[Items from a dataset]
_ _ _ _
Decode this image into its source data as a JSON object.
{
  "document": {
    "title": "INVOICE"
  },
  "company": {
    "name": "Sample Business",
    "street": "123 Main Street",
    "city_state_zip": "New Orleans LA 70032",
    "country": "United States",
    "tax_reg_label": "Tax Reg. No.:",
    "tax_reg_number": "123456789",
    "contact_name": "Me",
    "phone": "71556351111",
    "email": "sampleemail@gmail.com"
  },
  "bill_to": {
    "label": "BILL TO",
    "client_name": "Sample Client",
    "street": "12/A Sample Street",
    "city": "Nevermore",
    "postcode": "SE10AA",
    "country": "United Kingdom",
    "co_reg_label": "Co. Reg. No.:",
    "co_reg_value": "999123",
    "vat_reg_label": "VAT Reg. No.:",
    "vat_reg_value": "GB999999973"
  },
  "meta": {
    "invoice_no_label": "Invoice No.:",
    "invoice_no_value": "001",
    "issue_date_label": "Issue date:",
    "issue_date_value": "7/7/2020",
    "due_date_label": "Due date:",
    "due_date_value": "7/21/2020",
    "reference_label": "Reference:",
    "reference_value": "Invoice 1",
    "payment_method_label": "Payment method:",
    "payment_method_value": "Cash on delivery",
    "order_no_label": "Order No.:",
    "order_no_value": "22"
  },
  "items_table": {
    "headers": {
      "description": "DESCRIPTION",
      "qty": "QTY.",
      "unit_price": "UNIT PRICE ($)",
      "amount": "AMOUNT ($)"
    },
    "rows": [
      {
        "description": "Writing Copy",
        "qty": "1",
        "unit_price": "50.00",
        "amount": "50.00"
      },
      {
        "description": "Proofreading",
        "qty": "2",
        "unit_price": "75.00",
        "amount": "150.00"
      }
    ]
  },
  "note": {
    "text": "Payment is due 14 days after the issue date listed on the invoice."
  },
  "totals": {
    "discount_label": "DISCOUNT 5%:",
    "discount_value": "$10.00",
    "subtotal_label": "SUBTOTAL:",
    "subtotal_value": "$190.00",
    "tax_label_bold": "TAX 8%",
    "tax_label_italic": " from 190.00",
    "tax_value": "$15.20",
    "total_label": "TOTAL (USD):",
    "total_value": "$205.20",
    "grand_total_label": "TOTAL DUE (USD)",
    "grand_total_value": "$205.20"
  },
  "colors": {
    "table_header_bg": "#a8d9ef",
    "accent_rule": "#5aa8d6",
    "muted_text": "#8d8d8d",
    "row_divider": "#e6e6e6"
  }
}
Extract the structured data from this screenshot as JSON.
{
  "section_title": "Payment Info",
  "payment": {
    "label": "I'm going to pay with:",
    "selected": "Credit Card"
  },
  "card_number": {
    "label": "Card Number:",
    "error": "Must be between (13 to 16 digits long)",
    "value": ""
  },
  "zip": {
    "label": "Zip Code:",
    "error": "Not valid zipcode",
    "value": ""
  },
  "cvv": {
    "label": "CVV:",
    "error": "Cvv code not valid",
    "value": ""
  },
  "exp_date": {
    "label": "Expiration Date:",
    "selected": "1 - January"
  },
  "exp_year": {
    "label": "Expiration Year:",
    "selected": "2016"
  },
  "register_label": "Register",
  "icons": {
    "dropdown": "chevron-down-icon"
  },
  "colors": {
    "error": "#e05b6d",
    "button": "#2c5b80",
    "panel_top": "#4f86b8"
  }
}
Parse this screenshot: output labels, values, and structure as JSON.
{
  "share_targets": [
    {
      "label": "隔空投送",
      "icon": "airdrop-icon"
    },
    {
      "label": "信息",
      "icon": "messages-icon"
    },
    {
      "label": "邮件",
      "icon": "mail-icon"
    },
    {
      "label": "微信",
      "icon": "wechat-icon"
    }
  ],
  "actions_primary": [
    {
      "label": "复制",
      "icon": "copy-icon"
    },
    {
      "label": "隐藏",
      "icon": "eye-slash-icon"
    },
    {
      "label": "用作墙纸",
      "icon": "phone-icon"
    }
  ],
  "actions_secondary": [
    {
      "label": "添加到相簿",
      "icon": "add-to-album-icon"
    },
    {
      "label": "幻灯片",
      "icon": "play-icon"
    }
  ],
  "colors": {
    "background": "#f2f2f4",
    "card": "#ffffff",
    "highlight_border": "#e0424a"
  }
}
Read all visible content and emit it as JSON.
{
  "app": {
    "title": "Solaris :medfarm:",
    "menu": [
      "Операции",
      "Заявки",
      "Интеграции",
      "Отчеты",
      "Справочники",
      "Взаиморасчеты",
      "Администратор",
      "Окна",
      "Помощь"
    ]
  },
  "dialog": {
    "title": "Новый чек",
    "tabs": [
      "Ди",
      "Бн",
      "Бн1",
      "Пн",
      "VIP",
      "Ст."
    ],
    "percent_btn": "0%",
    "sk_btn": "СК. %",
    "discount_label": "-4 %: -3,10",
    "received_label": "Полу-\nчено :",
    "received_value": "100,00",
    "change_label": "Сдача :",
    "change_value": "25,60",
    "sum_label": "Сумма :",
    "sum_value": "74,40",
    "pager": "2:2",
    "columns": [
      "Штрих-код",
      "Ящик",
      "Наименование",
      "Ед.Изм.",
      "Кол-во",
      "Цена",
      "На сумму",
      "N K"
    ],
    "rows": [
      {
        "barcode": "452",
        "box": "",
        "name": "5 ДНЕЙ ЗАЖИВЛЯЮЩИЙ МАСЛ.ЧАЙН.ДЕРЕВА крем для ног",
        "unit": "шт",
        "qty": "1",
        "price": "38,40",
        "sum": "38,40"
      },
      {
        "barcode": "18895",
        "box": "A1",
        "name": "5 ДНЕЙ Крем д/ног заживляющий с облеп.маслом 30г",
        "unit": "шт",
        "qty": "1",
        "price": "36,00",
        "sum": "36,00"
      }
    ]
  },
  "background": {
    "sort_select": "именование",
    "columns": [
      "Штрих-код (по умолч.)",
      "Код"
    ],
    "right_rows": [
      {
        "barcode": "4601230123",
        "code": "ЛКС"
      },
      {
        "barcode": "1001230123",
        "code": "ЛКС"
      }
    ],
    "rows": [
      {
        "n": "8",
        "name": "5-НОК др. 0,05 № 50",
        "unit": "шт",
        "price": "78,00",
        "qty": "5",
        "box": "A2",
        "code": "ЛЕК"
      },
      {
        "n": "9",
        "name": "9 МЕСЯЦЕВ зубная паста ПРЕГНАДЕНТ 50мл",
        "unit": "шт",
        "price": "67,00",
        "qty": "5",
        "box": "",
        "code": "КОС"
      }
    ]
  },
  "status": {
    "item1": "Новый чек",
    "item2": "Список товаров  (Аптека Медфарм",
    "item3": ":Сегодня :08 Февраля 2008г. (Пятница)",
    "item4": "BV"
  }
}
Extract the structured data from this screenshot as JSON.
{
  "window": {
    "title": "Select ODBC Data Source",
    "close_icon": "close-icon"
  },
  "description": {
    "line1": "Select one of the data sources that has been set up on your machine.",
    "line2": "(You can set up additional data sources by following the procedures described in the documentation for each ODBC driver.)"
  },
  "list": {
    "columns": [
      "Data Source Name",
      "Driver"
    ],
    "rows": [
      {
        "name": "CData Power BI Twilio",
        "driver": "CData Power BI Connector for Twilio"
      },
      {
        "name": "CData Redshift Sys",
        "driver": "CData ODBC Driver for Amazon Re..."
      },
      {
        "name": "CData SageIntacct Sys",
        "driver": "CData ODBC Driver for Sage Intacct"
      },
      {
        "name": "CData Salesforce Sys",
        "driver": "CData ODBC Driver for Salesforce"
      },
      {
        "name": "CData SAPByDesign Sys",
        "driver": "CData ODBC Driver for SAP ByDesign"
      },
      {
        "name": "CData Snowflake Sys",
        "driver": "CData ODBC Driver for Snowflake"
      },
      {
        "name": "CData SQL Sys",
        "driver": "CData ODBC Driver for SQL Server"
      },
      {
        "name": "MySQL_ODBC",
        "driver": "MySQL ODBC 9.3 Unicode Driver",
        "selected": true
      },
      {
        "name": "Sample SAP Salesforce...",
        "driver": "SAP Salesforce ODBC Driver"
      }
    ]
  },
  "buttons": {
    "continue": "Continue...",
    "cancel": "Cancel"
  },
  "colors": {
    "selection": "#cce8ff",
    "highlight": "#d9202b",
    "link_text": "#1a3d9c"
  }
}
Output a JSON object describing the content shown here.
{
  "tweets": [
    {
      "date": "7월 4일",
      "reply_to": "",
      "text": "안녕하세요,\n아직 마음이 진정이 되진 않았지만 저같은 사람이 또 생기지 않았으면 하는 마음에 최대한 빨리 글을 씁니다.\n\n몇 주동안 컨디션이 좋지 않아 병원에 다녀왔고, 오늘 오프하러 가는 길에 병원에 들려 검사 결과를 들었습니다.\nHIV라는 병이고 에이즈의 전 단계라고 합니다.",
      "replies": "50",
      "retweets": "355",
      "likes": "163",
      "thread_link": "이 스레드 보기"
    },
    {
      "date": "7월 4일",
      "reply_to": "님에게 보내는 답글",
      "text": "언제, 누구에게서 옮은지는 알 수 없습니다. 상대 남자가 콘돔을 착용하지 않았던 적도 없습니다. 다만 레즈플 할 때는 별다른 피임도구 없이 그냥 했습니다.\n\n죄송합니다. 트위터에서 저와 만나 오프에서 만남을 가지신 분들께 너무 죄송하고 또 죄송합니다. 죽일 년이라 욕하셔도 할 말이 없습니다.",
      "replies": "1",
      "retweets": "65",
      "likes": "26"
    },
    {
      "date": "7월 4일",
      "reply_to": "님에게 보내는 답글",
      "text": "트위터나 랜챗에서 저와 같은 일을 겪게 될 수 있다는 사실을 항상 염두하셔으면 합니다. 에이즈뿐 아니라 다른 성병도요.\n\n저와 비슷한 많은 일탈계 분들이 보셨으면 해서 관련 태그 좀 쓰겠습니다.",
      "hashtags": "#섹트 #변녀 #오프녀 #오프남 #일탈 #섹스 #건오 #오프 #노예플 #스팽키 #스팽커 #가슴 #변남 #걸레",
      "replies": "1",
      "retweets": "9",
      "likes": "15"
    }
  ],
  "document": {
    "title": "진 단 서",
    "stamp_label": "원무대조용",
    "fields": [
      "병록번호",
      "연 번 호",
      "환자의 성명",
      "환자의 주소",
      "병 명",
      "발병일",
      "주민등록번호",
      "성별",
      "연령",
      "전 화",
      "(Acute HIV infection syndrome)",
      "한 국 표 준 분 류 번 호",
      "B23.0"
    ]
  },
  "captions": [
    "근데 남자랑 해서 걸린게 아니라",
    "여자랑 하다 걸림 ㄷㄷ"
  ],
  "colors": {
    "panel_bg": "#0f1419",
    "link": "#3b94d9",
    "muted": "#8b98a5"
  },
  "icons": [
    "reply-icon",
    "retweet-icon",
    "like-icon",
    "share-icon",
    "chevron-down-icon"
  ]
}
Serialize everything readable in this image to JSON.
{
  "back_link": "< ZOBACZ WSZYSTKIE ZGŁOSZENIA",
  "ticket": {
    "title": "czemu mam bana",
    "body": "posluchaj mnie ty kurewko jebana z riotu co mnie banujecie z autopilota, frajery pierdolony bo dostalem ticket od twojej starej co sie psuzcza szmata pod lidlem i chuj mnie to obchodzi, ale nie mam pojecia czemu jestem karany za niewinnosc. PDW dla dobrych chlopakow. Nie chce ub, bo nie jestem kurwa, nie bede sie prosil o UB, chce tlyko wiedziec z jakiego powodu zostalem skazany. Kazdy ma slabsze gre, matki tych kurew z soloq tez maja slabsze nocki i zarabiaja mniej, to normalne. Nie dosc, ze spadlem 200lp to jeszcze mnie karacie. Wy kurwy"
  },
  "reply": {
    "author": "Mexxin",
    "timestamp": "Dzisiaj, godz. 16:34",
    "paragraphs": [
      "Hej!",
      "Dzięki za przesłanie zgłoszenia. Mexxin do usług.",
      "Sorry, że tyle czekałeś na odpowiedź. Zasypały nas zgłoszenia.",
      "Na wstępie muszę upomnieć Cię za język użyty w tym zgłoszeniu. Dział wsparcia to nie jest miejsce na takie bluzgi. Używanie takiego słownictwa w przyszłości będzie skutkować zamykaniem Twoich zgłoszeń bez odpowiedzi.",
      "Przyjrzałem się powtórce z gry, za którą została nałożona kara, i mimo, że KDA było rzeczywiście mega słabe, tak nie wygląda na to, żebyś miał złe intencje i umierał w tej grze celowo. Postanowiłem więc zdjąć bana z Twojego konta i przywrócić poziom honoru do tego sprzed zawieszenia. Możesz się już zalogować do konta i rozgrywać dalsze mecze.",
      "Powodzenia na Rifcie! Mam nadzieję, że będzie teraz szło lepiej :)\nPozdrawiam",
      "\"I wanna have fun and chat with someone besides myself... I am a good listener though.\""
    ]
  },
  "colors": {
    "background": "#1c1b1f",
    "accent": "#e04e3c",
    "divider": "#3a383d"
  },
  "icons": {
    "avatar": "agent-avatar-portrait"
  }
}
_ _ _ _
- [Your instructions] Select all lines with the word "Expiration" from the entries above.

- [Expected output]
    "label": "Expiration Date:",
    "label": "Expiration Year:",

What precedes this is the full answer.